:: DATASET EXTRACT

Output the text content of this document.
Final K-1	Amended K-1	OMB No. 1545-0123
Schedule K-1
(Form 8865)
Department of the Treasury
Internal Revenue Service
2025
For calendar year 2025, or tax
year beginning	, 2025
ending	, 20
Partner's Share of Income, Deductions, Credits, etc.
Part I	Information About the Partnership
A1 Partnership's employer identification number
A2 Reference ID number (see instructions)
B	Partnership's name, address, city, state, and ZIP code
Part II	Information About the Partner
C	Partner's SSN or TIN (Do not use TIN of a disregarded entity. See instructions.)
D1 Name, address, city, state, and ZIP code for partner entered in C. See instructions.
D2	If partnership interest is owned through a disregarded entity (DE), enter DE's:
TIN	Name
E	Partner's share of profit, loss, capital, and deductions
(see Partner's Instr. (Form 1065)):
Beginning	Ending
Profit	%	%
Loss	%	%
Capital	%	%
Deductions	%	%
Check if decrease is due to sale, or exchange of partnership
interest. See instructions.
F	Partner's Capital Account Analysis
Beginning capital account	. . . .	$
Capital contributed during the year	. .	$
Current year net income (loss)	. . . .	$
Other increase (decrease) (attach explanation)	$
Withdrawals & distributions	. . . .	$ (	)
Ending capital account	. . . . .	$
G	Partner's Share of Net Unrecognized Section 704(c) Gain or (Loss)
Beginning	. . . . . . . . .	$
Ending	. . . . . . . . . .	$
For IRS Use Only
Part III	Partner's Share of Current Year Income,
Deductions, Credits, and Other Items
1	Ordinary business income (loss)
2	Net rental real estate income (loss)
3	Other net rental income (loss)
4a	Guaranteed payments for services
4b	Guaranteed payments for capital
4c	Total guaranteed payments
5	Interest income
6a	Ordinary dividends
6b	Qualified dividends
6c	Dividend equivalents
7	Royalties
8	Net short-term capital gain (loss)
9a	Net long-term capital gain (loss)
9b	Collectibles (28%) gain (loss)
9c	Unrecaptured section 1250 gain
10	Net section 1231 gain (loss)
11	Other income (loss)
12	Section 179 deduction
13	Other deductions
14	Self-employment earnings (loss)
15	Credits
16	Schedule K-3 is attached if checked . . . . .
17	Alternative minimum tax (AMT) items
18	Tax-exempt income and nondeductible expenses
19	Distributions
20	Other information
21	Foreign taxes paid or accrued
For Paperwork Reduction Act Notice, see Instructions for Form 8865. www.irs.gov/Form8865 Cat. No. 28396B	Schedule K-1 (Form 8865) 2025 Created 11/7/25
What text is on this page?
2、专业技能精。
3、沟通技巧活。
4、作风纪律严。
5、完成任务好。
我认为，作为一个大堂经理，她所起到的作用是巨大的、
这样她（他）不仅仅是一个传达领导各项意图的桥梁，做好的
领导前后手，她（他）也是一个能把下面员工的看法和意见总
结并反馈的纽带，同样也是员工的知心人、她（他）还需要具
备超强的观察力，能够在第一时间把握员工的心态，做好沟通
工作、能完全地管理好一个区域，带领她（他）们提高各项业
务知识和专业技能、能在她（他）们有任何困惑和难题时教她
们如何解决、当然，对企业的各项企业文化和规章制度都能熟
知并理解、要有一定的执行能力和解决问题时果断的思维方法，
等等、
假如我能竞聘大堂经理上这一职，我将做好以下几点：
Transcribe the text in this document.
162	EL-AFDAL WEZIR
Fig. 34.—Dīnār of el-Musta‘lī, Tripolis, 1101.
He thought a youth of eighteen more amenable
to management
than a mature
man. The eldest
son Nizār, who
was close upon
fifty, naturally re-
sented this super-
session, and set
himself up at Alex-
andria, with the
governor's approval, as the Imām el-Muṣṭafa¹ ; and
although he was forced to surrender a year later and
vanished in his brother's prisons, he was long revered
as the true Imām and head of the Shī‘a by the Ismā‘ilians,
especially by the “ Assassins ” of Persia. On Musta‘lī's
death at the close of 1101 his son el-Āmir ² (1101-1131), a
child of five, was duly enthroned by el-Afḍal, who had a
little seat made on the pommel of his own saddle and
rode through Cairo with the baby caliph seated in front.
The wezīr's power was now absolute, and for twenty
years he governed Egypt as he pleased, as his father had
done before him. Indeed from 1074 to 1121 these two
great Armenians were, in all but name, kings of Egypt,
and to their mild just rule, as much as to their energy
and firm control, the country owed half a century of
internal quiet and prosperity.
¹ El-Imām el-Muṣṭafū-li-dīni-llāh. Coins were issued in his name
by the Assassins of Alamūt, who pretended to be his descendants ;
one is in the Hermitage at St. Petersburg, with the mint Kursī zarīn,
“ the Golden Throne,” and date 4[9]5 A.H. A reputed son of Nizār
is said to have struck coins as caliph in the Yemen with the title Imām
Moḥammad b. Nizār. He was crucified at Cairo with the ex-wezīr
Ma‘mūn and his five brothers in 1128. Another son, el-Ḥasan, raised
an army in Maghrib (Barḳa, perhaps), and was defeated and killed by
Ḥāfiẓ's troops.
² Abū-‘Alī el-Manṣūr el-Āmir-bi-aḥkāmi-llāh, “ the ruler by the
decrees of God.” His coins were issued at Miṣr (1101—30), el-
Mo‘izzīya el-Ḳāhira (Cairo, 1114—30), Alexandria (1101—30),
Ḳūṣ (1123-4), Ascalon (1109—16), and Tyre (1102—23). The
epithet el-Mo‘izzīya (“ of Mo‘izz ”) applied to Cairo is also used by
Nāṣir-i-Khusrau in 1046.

::::

**THE TASK:** Exactly reproduce every line of the records.

**RESPONSE TO THIS EXERCISE:**
Output the text content of this document.
Final K-1	Amended K-1	OMB No. 1545-0123
Schedule K-1
(Form 8865)
Department of the Treasury
Internal Revenue Service
2025
For calendar year 2025, or tax
year beginning	, 2025
ending	, 20
Partner's Share of Income, Deductions, Credits, etc.
Part I	Information About the Partnership
A1 Partnership's employer identification number
A2 Reference ID number (see instructions)
B	Partnership's name, address, city, state, and ZIP code
Part II	Information About the Partner
C	Partner's SSN or TIN (Do not use TIN of a disregarded entity. See instructions.)
D1 Name, address, city, state, and ZIP code for partner entered in C. See instructions.
D2	If partnership interest is owned through a disregarded entity (DE), enter DE's:
TIN	Name
E	Partner's share of profit, loss, capital, and deductions
(see Partner's Instr. (Form 1065)):
Beginning	Ending
Profit	%	%
Loss	%	%
Capital	%	%
Deductions	%	%
Check if decrease is due to sale, or exchange of partnership
interest. See instructions.
F	Partner's Capital Account Analysis
Beginning capital account	. . . .	$
Capital contributed during the year	. .	$
Current year net income (loss)	. . . .	$
Other increase (decrease) (attach explanation)	$
Withdrawals & distributions	. . . .	$ (	)
Ending capital account	. . . . .	$
G	Partner's Share of Net Unrecognized Section 704(c) Gain or (Loss)
Beginning	. . . . . . . . .	$
Ending	. . . . . . . . . .	$
For IRS Use Only
Part III	Partner's Share of Current Year Income,
Deductions, Credits, and Other Items
1	Ordinary business income (loss)
2	Net rental real estate income (loss)
3	Other net rental income (loss)
4a	Guaranteed payments for services
4b	Guaranteed payments for capital
4c	Total guaranteed payments
5	Interest income
6a	Ordinary dividends
6b	Qualified dividends
6c	Dividend equivalents
7	Royalties
8	Net short-term capital gain (loss)
9a	Net long-term capital gain (loss)
9b	Collectibles (28%) gain (loss)
9c	Unrecaptured section 1250 gain
10	Net section 1231 gain (loss)
11	Other income (loss)
12	Section 179 deduction
13	Other deductions
14	Self-employment earnings (loss)
15	Credits
16	Schedule K-3 is attached if checked . . . . .
17	Alternative minimum tax (AMT) items
18	Tax-exempt income and nondeductible expenses
19	Distributions
20	Other information
21	Foreign taxes paid or accrued
For Paperwork Reduction Act Notice, see Instructions for Form 8865. www.irs.gov/Form8865 Cat. No. 28396B	Schedule K-1 (Form 8865) 2025 Created 11/7/25
What text is on this page?
2、专业技能精。
3、沟通技巧活。
4、作风纪律严。
5、完成任务好。
我认为，作为一个大堂经理，她所起到的作用是巨大的、
这样她（他）不仅仅是一个传达领导各项意图的桥梁，做好的
领导前后手，她（他）也是一个能把下面员工的看法和意见总
结并反馈的纽带，同样也是员工的知心人、她（他）还需要具
备超强的观察力，能够在第一时间把握员工的心态，做好沟通
工作、能完全地管理好一个区域，带领她（他）们提高各项业
务知识和专业技能、能在她（他）们有任何困惑和难题时教她
们如何解决、当然，对企业的各项企业文化和规章制度都能熟
知并理解、要有一定的执行能力和解决问题时果断的思维方法，
等等、
假如我能竞聘大堂经理上这一职，我将做好以下几点：
Transcribe the text in this document.
162	EL-AFDAL WEZIR
Fig. 34.—Dīnār of el-Musta‘lī, Tripolis, 1101.
He thought a youth of eighteen more amenable
to management
than a mature
man. The eldest
son Nizār, who
was close upon
fifty, naturally re-
sented this super-
session, and set
himself up at Alex-
andria, with the
governor's approval, as the Imām el-Muṣṭafa¹ ; and
although he was forced to surrender a year later and
vanished in his brother's prisons, he was long revered
as the true Imām and head of the Shī‘a by the Ismā‘ilians,
especially by the “ Assassins ” of Persia. On Musta‘lī's
death at the close of 1101 his son el-Āmir ² (1101-1131), a
child of five, was duly enthroned by el-Afḍal, who had a
little seat made on the pommel of his own saddle and
rode through Cairo with the baby caliph seated in front.
The wezīr's power was now absolute, and for twenty
years he governed Egypt as he pleased, as his father had
done before him. Indeed from 1074 to 1121 these two
great Armenians were, in all but name, kings of Egypt,
and to their mild just rule, as much as to their energy
and firm control, the country owed half a century of
internal quiet and prosperity.
¹ El-Imām el-Muṣṭafū-li-dīni-llāh. Coins were issued in his name
by the Assassins of Alamūt, who pretended to be his descendants ;
one is in the Hermitage at St. Petersburg, with the mint Kursī zarīn,
“ the Golden Throne,” and date 4[9]5 A.H. A reputed son of Nizār
is said to have struck coins as caliph in the Yemen with the title Imām
Moḥammad b. Nizār. He was crucified at Cairo with the ex-wezīr
Ma‘mūn and his five brothers in 1128. Another son, el-Ḥasan, raised
an army in Maghrib (Barḳa, perhaps), and was defeated and killed by
Ḥāfiẓ's troops.
² Abū-‘Alī el-Manṣūr el-Āmir-bi-aḥkāmi-llāh, “ the ruler by the
decrees of God.” His coins were issued at Miṣr (1101—30), el-
Mo‘izzīya el-Ḳāhira (Cairo, 1114—30), Alexandria (1101—30),
Ḳūṣ (1123-4), Ascalon (1109—16), and Tyre (1102—23). The
epithet el-Mo‘izzīya (“ of Mo‘izz ”) applied to Cairo is also used by
Nāṣir-i-Khusrau in 1046.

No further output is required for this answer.